■ **文書本文**:
──────────────────────────────

フレームワークを変え、人間を中心に据える考え方をベースとした研究開発を目指すとする同社だが、このヒューマンセントリックコンピューティングという考え方を目指すことについて、同社ヒューマンセントリックコンピューティング研究所の飯田一朗氏は、「人間が活動しているあらゆる場所で的確なサービスの提供が可能となるシステムの開発を目指すことで、より多くの場でICTの利活用が進むはず」とさまざまな場所でのICT活用を進めることで、富士通グループ全体の利益へと結びつけることを窺わせる。
また、「確かにICTは多くの企業などで浸透し、活用が進んでいるが、その一方で工事現場や病院、農場、教育、道路、家庭といった人が中心となる世界ではさまざまな理由(インフラ整備が困難であったり、色々な場所に移動して業務を行うなど)でICTが浸透していない。そうした人が中心の領域に対し、単にシステムを提供するのではなく、人間がどう動いているのか、といったことに注目し、それをICTと結び付けることが重要」であり、そうした場所でのICTの活用について「クラウドコンピューティング」「ネットワークの進化」「端末の進化/スマートフォン化」の3つの技術変革が同時に進んでおり、今、これらの技術をすべて有している富士通が、こうした取り組みを数年以内に上手く組み合わせることによる付加価値の提供を実現することを狙うともした。

──────────────────────────────

■ **抽出記録**:
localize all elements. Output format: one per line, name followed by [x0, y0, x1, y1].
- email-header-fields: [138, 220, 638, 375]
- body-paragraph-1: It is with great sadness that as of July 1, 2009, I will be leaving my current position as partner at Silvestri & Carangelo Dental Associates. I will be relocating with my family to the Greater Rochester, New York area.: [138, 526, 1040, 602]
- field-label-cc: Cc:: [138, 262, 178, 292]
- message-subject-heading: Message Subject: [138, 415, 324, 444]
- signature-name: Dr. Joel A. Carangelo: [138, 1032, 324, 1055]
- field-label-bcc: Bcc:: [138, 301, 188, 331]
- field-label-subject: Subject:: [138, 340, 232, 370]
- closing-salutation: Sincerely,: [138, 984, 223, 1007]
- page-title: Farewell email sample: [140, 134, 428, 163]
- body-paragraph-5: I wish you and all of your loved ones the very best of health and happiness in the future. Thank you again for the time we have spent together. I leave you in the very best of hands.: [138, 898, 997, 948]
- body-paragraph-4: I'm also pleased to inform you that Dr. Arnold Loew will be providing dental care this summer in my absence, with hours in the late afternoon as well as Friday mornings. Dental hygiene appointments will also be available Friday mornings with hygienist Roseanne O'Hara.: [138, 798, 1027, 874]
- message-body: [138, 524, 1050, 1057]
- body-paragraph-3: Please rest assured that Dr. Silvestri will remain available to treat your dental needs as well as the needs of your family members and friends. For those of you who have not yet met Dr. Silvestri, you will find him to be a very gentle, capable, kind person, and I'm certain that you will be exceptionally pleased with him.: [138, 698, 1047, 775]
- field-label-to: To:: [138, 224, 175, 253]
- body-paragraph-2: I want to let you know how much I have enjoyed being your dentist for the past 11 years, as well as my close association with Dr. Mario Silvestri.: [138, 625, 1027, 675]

──────────────────────────────

■ **作業内容**:
• A. ヒューマンセントリックコンピューティングについての文章から、「フレームワークを変え、人間を」から「と結びつけることを窺わせる。」までの部分を一字一句たがえずに書き写しなさい。
• B. ヒューマンセントリックコンピューティングについての文章の最後の文を受けて、その続きを書きなさい。

■ **各課題の解答**:
• A.
フレームワークを変え、人間を中心に据える考え方をベースとした研究開発を目指すとする同社だが、このヒューマンセントリックコンピューティングという考え方を目指すことについて、同社ヒューマンセントリックコンピューティング研究所の飯田一朗氏は、「人間が活動しているあらゆる場所で的確なサービスの提供が可能となるシステムの開発を目指すことで、より多くの場でICTの利活用が進むはず」とさまざまな場所でのICT活用を進めることで、富士通グループ全体の利益へと結びつけることを窺わせる。

• B.
具体的にはどういったICTサービスの提供となるのか。簡単に言ってしまえば、各種のセンサを活用して、その人が今、どこで何をしているのかを把握し、その場に応じた的確なサービスと、その場所でどのようにしてそのサービスを活用するのか、の融合を進めていくとしている。例えば、その人がどのような行動をしようとしているのかをセンサで確認(センシング)、それに適したサービスを提示するという短いループと同時に、その人がこれまで何を行ってきたのかという大きなループでの知識も融合させることで、より正解率を高めたサービスを行動する前に提示することが可能となる。
同研究所の主な研究としては「人とシステムのコラボレーション」「人の状態を理解する行動センシング」「人とシステムの自然なインタフェース」「現実世界を理解する環境センシング」などが挙げられる。すでに一部の研究は実地での実施も検討されているという。